*Aim of the exercise*:
Count how many lines of the material contain the string "performance", then give that number and nothing more.

━━━━━ Data rows ━━━━━

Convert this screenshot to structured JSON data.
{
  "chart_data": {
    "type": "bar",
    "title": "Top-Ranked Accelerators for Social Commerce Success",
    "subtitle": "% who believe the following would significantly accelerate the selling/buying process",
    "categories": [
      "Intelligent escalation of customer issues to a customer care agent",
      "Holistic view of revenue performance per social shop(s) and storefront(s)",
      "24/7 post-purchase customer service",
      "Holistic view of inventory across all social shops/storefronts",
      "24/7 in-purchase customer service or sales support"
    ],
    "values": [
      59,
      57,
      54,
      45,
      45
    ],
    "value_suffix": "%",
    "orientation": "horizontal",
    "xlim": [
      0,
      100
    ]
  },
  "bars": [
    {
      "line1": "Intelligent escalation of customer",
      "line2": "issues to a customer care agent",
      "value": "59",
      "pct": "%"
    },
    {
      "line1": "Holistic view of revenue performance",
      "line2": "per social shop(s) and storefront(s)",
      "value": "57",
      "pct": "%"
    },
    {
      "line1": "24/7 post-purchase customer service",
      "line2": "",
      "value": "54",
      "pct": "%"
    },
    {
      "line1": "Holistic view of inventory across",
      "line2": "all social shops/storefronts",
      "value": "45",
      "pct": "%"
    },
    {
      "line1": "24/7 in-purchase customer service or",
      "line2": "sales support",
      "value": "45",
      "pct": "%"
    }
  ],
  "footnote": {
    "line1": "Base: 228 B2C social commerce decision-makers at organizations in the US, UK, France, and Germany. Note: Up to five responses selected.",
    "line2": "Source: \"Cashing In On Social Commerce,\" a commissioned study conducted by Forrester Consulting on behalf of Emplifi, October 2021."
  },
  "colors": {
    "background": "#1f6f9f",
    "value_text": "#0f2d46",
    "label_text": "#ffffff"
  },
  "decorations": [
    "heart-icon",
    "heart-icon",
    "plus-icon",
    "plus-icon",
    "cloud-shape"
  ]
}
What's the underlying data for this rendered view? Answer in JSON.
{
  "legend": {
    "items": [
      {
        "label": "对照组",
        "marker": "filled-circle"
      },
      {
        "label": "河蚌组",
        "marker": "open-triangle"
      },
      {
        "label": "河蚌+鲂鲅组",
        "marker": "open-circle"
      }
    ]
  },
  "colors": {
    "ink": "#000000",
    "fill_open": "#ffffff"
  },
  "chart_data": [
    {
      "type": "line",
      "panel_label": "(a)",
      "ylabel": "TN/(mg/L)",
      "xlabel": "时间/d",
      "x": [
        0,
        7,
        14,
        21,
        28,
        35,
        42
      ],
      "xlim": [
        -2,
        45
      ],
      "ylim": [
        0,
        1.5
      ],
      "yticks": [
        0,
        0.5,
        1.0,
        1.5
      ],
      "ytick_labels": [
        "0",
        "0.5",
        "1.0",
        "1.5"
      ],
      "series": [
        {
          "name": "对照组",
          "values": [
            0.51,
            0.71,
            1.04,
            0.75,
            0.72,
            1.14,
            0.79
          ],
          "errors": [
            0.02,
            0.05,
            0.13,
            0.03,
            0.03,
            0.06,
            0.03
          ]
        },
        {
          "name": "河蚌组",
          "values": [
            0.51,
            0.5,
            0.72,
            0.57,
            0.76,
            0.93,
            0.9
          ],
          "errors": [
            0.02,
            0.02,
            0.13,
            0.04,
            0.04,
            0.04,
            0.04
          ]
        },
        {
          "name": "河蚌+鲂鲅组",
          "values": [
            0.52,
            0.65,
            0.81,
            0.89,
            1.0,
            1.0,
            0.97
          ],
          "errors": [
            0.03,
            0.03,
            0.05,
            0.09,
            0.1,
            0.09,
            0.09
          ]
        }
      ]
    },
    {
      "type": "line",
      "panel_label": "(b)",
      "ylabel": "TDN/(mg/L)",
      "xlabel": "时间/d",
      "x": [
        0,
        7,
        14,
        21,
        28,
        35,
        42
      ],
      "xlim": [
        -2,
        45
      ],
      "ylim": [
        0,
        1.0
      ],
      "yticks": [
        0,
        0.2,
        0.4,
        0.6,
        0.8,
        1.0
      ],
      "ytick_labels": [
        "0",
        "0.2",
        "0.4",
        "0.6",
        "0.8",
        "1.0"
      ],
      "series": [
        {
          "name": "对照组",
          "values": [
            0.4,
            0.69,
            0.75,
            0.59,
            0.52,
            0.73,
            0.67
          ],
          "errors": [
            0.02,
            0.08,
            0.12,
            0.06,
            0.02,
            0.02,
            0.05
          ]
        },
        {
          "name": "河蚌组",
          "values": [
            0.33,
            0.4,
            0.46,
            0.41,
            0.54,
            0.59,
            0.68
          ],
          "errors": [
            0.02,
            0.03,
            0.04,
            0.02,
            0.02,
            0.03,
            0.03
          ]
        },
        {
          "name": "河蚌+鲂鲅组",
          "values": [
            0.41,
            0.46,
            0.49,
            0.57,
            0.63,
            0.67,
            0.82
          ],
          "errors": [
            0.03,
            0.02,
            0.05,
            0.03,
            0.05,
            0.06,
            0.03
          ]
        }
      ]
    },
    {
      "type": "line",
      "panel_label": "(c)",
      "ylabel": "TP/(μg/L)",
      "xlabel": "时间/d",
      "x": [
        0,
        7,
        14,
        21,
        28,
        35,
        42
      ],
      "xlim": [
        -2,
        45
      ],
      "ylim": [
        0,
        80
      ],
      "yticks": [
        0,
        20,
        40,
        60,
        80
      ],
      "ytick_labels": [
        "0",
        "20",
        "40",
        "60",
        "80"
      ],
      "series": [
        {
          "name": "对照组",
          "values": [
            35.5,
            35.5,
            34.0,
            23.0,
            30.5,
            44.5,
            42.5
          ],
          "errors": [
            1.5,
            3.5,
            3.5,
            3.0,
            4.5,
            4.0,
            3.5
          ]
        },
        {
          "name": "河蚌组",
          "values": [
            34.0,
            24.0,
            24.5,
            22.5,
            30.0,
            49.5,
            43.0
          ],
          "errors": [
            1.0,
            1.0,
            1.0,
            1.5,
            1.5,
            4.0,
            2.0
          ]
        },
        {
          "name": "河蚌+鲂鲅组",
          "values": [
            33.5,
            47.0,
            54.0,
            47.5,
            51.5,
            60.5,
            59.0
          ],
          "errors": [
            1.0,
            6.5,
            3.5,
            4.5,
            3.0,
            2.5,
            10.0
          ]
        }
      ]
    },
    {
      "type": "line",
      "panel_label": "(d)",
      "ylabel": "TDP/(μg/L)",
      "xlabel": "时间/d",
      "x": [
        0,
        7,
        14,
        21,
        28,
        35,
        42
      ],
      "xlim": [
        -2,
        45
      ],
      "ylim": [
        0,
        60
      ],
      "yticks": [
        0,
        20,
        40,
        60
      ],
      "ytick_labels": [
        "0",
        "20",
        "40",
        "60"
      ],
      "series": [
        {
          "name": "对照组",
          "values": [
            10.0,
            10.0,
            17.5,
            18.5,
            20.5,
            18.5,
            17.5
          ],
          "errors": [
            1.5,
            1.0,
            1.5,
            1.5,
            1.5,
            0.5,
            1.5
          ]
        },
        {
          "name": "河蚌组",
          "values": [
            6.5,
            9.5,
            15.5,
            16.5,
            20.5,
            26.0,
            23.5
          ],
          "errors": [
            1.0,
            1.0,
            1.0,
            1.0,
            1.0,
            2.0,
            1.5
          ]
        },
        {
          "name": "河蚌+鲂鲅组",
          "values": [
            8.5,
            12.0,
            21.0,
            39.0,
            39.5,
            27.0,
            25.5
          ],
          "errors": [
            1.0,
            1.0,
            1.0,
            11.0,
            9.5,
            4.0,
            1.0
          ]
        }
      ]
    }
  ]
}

━━━━━

*Solved exercise*:
2